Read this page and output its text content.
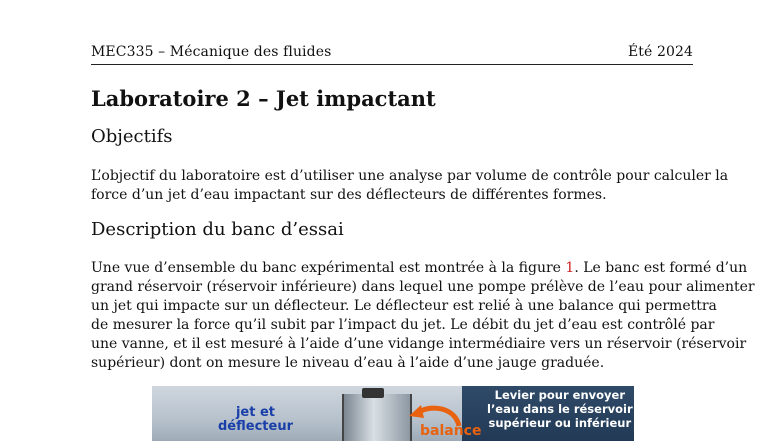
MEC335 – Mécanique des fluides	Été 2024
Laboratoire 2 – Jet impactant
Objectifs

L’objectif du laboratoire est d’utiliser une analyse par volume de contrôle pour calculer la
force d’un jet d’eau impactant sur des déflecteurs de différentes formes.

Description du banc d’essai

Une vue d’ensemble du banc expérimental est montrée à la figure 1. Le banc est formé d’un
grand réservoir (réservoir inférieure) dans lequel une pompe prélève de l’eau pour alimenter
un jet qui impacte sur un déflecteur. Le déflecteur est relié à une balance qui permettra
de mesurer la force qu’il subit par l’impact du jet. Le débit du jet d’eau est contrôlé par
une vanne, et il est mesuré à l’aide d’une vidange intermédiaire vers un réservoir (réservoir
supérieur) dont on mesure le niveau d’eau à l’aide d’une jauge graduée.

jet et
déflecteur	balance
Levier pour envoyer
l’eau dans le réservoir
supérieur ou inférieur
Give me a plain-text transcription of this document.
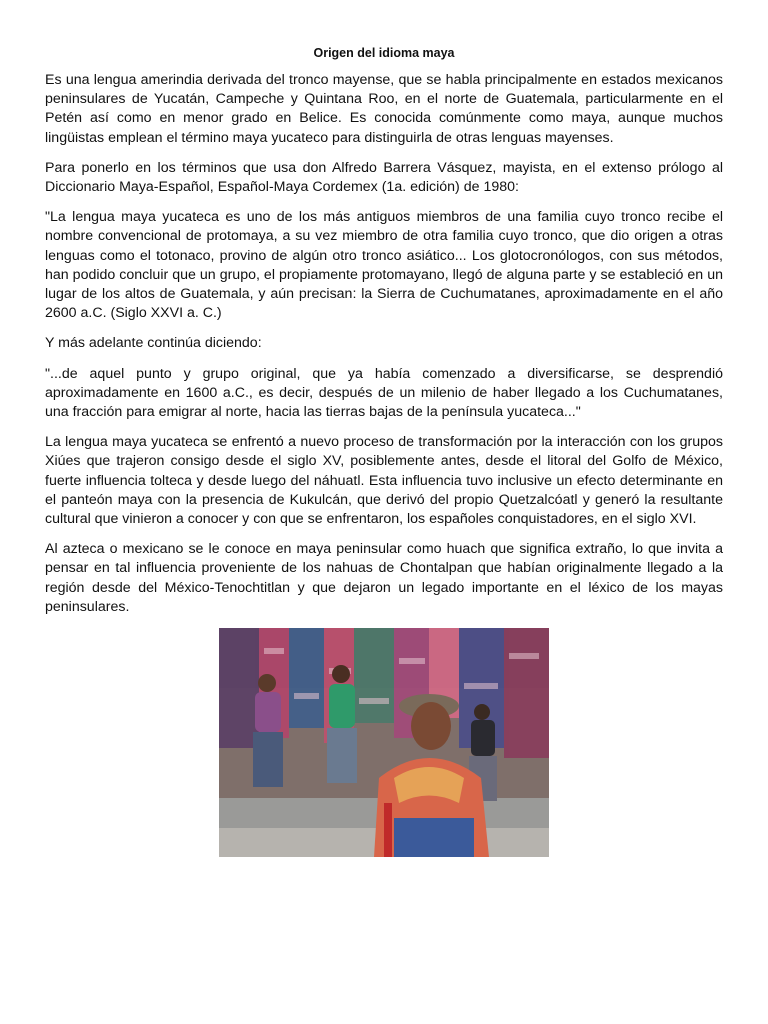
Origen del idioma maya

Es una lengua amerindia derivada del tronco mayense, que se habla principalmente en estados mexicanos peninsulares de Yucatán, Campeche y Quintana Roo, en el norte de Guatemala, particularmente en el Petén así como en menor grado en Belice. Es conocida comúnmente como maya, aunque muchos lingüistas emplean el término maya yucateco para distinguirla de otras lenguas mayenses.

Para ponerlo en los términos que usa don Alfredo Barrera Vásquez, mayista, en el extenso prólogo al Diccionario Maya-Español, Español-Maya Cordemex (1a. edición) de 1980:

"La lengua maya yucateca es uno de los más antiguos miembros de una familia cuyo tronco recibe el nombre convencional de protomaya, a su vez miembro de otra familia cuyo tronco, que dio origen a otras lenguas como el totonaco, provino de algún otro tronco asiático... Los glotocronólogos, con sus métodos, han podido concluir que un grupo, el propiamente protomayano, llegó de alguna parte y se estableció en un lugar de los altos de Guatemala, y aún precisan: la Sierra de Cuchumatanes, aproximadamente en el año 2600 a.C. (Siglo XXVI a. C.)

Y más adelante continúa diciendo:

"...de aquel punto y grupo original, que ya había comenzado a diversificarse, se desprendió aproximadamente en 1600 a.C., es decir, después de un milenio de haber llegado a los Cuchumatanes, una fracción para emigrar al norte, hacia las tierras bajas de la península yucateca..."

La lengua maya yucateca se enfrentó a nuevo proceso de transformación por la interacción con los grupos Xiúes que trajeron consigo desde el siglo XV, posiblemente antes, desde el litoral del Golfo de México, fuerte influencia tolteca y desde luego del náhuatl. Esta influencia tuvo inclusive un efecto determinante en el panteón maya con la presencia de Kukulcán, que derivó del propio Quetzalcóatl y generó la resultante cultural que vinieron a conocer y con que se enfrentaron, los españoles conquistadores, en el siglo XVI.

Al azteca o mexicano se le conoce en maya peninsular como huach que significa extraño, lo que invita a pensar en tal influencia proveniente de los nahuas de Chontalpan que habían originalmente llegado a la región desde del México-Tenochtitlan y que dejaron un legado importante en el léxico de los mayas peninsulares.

* * *

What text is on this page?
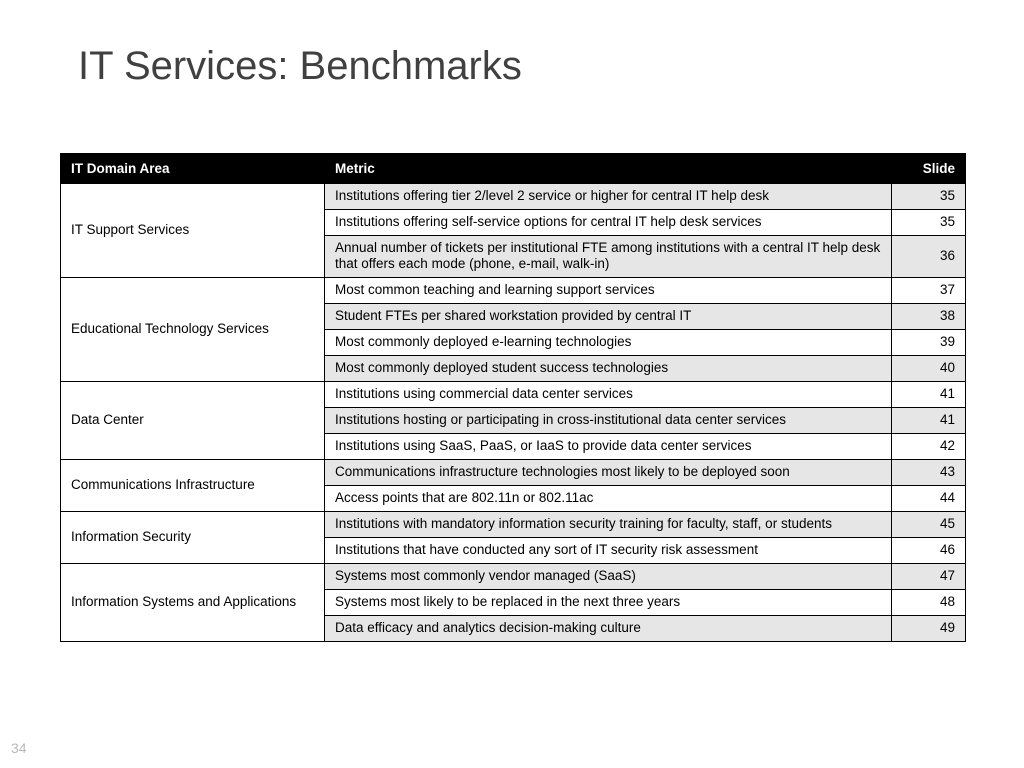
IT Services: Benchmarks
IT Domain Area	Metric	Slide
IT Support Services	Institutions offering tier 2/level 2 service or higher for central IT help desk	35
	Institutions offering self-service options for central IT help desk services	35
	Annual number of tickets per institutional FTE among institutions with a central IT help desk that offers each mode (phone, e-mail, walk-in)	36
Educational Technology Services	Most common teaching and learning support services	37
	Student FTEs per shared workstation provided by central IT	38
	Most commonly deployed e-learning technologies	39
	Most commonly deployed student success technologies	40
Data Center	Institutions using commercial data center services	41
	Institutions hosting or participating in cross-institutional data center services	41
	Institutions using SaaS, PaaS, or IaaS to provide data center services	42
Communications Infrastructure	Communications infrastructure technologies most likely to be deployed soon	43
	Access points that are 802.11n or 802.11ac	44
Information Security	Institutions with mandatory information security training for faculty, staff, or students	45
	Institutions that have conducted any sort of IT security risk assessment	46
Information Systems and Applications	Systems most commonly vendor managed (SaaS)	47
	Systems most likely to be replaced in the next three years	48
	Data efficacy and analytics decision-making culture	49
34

Problem requirements
Filter the records for lines holding the string "that". Copy each one.

Response below
	Annual number of tickets per institutional FTE among institutions with a central IT help desk that offers each mode (phone, e-mail, walk-in)	36
	Access points that are 802.11n or 802.11ac	44
	Institutions that have conducted any sort of IT security risk assessment	46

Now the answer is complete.